_Given request_: Repeat the material in full. Keep every line exactly as it is.

Data items:
######

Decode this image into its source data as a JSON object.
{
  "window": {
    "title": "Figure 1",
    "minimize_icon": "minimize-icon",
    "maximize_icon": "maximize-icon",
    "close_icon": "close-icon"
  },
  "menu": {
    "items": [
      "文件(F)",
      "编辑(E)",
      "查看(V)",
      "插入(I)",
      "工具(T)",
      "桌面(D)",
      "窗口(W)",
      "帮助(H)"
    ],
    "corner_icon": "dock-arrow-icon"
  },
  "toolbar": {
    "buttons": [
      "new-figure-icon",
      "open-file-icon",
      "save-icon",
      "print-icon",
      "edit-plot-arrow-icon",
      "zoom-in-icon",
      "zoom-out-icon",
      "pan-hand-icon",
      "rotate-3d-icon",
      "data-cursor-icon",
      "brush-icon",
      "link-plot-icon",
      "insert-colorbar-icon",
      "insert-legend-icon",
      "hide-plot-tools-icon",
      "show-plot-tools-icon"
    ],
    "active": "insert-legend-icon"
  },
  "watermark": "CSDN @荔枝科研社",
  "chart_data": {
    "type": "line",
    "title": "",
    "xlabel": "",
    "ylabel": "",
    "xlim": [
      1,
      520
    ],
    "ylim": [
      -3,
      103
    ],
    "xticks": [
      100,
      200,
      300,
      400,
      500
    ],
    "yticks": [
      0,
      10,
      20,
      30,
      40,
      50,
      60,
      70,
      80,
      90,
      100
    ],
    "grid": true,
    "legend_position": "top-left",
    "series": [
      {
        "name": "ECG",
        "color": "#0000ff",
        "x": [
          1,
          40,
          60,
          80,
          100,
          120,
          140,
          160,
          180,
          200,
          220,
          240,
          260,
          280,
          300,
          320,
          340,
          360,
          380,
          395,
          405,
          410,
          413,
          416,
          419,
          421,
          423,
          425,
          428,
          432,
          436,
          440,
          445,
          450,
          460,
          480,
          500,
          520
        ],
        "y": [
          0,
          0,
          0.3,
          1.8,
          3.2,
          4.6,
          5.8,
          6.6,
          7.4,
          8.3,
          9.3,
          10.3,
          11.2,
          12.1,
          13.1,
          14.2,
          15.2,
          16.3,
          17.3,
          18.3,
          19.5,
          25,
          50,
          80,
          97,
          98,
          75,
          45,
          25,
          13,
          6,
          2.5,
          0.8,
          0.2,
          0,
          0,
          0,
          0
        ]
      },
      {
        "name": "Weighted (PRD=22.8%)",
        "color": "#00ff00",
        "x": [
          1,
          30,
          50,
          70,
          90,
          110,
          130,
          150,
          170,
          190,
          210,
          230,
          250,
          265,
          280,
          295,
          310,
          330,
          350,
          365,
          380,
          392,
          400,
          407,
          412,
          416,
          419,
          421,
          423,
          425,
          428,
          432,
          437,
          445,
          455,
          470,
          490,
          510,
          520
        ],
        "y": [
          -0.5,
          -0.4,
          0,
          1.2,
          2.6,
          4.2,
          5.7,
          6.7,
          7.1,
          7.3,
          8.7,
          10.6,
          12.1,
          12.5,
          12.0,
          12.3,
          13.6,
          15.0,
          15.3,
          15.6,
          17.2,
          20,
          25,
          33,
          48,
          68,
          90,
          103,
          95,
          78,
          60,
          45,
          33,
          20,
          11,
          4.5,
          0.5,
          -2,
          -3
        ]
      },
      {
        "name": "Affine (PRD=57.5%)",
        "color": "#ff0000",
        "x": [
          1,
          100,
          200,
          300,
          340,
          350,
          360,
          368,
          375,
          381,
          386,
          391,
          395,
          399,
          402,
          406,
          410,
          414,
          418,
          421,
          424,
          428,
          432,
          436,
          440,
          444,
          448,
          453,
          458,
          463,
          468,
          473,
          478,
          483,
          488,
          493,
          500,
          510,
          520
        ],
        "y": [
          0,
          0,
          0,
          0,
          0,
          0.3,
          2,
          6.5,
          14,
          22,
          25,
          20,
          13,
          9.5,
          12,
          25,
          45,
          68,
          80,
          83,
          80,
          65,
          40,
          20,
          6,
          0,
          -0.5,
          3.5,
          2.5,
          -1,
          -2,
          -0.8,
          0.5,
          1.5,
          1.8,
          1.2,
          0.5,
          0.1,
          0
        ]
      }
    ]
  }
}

######

_Answer to this task_:
Decode this image into its source data as a JSON object.
{
  "window": {
    "title": "Figure 1",
    "minimize_icon": "minimize-icon",
    "maximize_icon": "maximize-icon",
    "close_icon": "close-icon"
  },
  "menu": {
    "items": [
      "文件(F)",
      "编辑(E)",
      "查看(V)",
      "插入(I)",
      "工具(T)",
      "桌面(D)",
      "窗口(W)",
      "帮助(H)"
    ],
    "corner_icon": "dock-arrow-icon"
  },
  "toolbar": {
    "buttons": [
      "new-figure-icon",
      "open-file-icon",
      "save-icon",
      "print-icon",
      "edit-plot-arrow-icon",
      "zoom-in-icon",
      "zoom-out-icon",
      "pan-hand-icon",
      "rotate-3d-icon",
      "data-cursor-icon",
      "brush-icon",
      "link-plot-icon",
      "insert-colorbar-icon",
      "insert-legend-icon",
      "hide-plot-tools-icon",
      "show-plot-tools-icon"
    ],
    "active": "insert-legend-icon"
  },
  "watermark": "CSDN @荔枝科研社",
  "chart_data": {
    "type": "line",
    "title": "",
    "xlabel": "",
    "ylabel": "",
    "xlim": [
      1,
      520
    ],
    "ylim": [
      -3,
      103
    ],
    "xticks": [
      100,
      200,
      300,
      400,
      500
    ],
    "yticks": [
      0,
      10,
      20,
      30,
      40,
      50,
      60,
      70,
      80,
      90,
      100
    ],
    "grid": true,
    "legend_position": "top-left",
    "series": [
      {
        "name": "ECG",
        "color": "#0000ff",
        "x": [
          1,
          40,
          60,
          80,
          100,
          120,
          140,
          160,
          180,
          200,
          220,
          240,
          260,
          280,
          300,
          320,
          340,
          360,
          380,
          395,
          405,
          410,
          413,
          416,
          419,
          421,
          423,
          425,
          428,
          432,
          436,
          440,
          445,
          450,
          460,
          480,
          500,
          520
        ],
        "y": [
          0,
          0,
          0.3,
          1.8,
          3.2,
          4.6,
          5.8,
          6.6,
          7.4,
          8.3,
          9.3,
          10.3,
          11.2,
          12.1,
          13.1,
          14.2,
          15.2,
          16.3,
          17.3,
          18.3,
          19.5,
          25,
          50,
          80,
          97,
          98,
          75,
          45,
          25,
          13,
          6,
          2.5,
          0.8,
          0.2,
          0,
          0,
          0,
          0
        ]
      },
      {
        "name": "Weighted (PRD=22.8%)",
        "color": "#00ff00",
        "x": [
          1,
          30,
          50,
          70,
          90,
          110,
          130,
          150,
          170,
          190,
          210,
          230,
          250,
          265,
          280,
          295,
          310,
          330,
          350,
          365,
          380,
          392,
          400,
          407,
          412,
          416,
          419,
          421,
          423,
          425,
          428,
          432,
          437,
          445,
          455,
          470,
          490,
          510,
          520
        ],
        "y": [
          -0.5,
          -0.4,
          0,
          1.2,
          2.6,
          4.2,
          5.7,
          6.7,
          7.1,
          7.3,
          8.7,
          10.6,
          12.1,
          12.5,
          12.0,
          12.3,
          13.6,
          15.0,
          15.3,
          15.6,
          17.2,
          20,
          25,
          33,
          48,
          68,
          90,
          103,
          95,
          78,
          60,
          45,
          33,
          20,
          11,
          4.5,
          0.5,
          -2,
          -3
        ]
      },
      {
        "name": "Affine (PRD=57.5%)",
        "color": "#ff0000",
        "x": [
          1,
          100,
          200,
          300,
          340,
          350,
          360,
          368,
          375,
          381,
          386,
          391,
          395,
          399,
          402,
          406,
          410,
          414,
          418,
          421,
          424,
          428,
          432,
          436,
          440,
          444,
          448,
          453,
          458,
          463,
          468,
          473,
          478,
          483,
          488,
          493,
          500,
          510,
          520
        ],
        "y": [
          0,
          0,
          0,
          0,
          0,
          0.3,
          2,
          6.5,
          14,
          22,
          25,
          20,
          13,
          9.5,
          12,
          25,
          45,
          68,
          80,
          83,
          80,
          65,
          40,
          20,
          6,
          0,
          -0.5,
          3.5,
          2.5,
          -1,
          -2,
          -0.8,
          0.5,
          1.5,
          1.8,
          1.2,
          0.5,
          0.1,
          0
        ]
      }
    ]
  }
}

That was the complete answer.